Task description: Gather up the lines with the word "Filter" in them.

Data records
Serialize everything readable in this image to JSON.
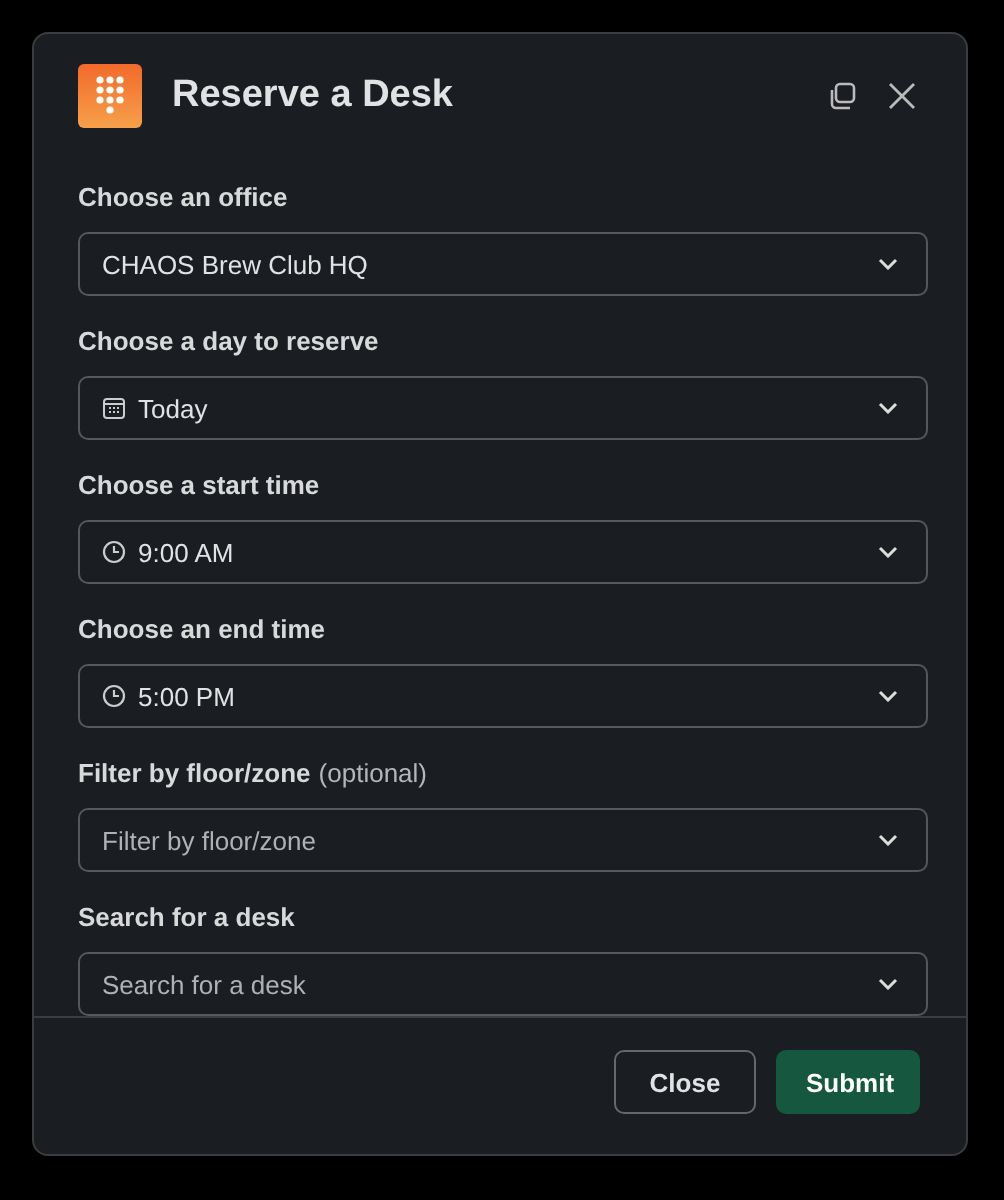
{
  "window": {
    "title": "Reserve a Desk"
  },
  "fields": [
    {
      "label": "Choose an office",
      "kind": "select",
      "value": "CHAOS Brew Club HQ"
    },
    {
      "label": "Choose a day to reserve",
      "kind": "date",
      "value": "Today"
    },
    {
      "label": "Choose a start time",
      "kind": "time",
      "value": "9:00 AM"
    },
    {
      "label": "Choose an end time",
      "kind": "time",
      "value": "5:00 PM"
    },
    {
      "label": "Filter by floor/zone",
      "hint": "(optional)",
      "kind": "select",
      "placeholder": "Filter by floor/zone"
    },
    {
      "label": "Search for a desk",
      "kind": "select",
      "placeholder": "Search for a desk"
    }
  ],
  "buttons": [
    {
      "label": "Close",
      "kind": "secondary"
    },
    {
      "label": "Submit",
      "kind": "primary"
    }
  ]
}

Response to this task:
      "label": "Filter by floor/zone",
      "placeholder": "Filter by floor/zone"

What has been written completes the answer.